| PROBLEM |
Your answer should be a single number: the count of lines in the material below that hold "Initialize".

[Collected data]
[start]

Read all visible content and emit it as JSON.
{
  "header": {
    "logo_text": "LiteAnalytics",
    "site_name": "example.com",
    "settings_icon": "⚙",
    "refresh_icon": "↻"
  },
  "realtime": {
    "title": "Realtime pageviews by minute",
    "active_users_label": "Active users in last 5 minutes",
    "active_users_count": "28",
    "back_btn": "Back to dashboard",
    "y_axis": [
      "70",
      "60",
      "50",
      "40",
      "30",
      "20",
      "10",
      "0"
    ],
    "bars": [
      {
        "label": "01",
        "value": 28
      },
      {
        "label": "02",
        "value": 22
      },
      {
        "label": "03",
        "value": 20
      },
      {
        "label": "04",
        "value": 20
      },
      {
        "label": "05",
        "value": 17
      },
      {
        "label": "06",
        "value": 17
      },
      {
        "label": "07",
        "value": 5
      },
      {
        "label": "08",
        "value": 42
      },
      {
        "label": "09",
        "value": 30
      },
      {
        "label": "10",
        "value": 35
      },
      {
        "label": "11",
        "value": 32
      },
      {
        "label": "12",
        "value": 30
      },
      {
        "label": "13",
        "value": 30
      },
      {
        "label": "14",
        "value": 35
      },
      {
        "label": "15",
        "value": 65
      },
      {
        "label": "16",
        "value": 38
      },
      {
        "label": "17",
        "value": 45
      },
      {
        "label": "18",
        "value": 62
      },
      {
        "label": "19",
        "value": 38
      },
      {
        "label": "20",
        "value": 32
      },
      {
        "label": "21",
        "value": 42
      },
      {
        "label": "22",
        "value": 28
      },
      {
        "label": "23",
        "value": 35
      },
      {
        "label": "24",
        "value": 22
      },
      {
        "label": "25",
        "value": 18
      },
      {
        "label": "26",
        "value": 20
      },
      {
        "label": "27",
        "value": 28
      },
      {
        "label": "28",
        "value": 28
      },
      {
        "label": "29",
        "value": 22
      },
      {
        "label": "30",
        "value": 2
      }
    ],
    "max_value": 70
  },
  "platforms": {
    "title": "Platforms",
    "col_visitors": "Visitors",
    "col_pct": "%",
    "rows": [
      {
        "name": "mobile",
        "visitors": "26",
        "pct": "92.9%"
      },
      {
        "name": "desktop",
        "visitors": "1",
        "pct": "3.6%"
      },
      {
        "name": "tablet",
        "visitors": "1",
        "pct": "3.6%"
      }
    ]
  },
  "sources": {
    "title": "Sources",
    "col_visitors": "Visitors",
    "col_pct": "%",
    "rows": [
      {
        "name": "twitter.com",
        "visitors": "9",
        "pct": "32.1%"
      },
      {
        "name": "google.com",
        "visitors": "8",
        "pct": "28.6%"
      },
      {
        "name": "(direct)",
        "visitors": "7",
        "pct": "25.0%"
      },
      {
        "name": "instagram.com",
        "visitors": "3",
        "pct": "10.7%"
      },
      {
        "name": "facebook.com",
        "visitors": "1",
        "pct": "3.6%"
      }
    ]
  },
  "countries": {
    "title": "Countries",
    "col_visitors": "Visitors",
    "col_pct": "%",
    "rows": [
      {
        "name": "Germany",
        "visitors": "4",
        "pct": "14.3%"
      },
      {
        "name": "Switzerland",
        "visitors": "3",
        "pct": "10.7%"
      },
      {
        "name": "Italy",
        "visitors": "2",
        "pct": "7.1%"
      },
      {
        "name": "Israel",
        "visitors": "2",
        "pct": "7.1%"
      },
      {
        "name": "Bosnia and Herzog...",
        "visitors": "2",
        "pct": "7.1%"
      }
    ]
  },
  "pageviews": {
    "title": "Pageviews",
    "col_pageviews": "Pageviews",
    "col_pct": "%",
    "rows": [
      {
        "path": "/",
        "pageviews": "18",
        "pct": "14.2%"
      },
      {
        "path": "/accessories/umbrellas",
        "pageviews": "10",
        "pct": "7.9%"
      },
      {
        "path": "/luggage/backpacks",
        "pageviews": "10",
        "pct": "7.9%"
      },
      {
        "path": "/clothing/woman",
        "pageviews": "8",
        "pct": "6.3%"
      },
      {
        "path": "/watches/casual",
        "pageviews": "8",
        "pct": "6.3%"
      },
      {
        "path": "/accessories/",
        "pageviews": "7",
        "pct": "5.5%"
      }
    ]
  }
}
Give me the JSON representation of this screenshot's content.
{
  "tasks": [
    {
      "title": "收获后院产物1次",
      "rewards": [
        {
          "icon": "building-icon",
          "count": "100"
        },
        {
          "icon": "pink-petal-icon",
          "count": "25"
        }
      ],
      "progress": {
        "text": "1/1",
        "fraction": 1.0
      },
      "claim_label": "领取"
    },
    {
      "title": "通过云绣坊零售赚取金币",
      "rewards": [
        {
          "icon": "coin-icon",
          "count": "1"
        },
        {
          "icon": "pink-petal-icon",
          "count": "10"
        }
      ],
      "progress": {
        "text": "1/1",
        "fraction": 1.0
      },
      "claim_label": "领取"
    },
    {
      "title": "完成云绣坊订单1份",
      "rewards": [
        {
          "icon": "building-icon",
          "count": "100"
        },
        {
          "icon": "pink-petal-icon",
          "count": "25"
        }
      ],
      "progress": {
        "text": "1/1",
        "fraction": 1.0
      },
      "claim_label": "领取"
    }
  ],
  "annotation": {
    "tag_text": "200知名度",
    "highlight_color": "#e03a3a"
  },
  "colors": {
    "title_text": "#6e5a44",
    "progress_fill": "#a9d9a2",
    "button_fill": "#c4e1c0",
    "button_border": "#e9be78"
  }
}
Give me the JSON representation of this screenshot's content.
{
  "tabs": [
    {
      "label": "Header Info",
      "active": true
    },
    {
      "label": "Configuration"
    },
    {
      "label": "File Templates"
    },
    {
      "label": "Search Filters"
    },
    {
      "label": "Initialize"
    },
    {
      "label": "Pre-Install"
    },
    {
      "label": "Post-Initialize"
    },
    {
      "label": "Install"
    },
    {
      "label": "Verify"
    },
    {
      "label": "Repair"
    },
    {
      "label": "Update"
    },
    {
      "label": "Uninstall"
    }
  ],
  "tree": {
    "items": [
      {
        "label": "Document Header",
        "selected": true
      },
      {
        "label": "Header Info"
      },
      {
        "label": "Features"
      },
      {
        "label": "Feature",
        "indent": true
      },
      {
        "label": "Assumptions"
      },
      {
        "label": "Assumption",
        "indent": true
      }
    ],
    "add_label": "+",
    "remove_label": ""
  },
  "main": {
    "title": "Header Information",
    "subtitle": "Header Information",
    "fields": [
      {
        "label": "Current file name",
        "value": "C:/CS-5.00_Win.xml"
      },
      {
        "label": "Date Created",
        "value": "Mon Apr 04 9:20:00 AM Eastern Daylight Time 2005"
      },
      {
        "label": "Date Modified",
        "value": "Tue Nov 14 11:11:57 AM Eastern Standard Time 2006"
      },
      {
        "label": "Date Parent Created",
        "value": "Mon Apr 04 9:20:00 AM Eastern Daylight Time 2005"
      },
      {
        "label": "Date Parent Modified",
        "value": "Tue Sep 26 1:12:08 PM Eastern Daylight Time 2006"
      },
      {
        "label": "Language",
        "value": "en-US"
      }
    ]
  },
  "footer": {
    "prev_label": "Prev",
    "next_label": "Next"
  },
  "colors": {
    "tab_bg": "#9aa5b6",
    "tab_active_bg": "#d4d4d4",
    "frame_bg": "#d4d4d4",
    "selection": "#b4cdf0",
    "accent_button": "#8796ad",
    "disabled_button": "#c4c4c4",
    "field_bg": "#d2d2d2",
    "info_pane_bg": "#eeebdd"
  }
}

[end]

| OUTPUT FOR THIS EXERCISE |
2